-- begin --
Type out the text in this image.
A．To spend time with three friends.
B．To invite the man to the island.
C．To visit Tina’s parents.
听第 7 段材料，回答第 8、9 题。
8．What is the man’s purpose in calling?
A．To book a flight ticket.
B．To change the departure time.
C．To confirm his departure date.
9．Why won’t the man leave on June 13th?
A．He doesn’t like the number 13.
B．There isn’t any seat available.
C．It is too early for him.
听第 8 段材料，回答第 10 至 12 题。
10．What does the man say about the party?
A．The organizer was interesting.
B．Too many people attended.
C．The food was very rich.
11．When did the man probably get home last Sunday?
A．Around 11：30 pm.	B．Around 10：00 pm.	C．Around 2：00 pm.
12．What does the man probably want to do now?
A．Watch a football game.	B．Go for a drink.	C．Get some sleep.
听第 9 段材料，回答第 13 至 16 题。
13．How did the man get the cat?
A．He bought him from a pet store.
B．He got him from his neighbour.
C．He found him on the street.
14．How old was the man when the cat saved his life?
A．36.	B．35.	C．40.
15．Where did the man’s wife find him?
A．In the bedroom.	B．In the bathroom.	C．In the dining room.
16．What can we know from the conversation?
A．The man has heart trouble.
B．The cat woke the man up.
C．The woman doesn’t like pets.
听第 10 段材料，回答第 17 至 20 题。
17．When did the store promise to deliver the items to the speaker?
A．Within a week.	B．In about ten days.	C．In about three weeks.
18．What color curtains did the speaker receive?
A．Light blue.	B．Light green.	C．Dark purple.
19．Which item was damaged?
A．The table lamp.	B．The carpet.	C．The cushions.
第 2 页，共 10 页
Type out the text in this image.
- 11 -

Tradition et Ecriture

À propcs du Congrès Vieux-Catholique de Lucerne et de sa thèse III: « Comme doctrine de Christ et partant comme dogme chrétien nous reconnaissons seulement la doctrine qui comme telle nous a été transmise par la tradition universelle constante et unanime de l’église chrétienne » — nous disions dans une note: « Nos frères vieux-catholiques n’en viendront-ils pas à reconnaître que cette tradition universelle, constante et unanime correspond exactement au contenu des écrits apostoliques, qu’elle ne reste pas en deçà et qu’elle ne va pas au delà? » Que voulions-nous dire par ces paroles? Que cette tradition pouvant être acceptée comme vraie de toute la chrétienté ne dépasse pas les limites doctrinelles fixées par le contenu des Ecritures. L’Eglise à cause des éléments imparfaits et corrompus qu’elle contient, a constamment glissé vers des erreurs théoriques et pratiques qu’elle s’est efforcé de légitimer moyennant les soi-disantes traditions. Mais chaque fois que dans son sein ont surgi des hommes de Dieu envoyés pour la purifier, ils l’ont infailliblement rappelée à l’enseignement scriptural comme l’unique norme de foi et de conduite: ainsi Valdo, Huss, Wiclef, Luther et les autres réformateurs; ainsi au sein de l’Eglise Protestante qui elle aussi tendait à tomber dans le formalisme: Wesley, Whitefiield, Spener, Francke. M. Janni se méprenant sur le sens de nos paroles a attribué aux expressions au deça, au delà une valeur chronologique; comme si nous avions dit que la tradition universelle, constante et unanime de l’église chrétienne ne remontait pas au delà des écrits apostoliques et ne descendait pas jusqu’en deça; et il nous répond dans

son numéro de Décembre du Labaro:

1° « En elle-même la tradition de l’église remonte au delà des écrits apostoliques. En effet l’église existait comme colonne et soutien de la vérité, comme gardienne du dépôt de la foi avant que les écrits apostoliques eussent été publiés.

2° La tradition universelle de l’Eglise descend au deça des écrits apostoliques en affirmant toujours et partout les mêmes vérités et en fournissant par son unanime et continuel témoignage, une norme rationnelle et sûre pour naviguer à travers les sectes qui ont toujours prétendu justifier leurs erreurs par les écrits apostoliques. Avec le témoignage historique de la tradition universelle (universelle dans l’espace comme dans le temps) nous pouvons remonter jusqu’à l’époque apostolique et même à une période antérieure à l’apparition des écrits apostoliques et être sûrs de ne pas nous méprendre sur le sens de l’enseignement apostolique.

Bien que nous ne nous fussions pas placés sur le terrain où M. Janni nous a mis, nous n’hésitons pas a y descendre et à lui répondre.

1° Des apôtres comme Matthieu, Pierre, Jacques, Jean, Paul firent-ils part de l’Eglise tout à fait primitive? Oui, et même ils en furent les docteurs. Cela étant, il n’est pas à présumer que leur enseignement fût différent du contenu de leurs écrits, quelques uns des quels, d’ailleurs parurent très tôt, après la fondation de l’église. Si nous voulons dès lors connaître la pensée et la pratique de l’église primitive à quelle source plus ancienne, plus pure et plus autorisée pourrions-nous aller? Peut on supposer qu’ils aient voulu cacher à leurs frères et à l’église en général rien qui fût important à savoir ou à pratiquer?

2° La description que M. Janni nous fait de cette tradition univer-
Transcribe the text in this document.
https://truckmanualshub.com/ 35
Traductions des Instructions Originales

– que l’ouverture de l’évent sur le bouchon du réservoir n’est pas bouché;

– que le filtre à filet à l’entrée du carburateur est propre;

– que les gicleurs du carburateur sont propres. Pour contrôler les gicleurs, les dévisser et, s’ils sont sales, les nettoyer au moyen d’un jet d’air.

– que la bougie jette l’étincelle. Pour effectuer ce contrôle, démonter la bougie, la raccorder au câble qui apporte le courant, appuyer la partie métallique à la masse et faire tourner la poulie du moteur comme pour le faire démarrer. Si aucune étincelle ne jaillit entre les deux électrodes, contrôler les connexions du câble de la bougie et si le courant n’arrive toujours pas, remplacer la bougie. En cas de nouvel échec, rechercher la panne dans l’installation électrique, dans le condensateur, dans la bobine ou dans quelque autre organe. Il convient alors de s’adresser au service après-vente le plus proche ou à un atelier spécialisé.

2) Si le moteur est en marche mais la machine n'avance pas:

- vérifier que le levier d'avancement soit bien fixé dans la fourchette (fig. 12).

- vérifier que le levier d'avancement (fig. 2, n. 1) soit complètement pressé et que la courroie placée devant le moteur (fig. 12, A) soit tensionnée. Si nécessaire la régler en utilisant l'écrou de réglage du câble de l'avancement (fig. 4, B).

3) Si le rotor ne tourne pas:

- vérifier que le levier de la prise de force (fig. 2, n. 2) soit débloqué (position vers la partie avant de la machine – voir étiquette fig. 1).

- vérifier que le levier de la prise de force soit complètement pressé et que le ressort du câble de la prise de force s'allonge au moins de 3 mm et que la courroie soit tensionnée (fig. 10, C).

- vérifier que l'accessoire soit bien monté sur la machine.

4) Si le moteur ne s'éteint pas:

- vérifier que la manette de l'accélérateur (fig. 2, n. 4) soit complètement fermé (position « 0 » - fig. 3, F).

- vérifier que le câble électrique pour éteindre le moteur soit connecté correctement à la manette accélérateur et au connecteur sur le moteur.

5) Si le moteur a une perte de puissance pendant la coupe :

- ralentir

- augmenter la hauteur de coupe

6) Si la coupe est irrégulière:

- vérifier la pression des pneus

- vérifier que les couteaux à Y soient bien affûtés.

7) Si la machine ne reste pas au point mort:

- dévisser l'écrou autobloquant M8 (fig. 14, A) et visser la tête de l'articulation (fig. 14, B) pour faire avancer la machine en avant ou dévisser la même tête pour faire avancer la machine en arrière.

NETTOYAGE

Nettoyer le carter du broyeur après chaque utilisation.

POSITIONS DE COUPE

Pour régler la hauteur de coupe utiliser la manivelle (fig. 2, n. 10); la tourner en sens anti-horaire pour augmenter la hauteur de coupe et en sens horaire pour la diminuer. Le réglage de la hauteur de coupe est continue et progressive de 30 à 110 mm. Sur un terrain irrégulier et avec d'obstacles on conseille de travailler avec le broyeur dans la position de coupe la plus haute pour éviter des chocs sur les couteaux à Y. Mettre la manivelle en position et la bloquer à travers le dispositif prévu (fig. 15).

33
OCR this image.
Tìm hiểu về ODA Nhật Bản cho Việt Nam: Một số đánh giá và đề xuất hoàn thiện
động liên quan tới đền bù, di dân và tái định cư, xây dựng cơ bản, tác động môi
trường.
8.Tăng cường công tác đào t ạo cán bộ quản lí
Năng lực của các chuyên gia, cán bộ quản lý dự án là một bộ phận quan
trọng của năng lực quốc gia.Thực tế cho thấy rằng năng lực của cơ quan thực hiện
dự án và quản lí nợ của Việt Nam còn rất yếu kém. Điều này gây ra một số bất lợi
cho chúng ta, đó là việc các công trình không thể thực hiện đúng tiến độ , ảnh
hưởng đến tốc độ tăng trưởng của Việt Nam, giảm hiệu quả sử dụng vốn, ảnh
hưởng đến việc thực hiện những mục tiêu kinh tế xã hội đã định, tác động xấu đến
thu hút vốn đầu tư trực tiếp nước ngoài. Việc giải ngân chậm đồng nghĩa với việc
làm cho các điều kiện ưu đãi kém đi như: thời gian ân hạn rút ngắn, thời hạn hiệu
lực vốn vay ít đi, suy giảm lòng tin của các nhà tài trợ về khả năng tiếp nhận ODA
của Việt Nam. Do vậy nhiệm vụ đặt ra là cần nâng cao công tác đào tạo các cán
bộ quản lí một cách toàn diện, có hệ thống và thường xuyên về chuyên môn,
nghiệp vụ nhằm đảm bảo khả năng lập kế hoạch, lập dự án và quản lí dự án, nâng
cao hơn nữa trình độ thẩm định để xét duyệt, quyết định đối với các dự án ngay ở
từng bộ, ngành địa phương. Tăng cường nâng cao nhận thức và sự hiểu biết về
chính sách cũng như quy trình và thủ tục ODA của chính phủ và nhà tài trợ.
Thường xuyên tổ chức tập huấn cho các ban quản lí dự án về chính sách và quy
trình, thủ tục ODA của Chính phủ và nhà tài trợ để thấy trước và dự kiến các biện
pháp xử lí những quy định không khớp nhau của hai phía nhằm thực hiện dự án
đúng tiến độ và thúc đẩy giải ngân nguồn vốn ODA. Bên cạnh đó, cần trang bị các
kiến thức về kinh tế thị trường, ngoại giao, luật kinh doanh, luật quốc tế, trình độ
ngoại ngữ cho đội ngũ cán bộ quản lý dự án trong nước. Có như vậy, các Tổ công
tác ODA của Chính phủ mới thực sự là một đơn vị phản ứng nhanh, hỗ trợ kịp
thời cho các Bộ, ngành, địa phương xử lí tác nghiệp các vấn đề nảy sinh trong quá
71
-- end --
● Aim of the exercise:
In the entries above, how many lines contain the word "kinh"? Answer with the number only.

● Task solution:
2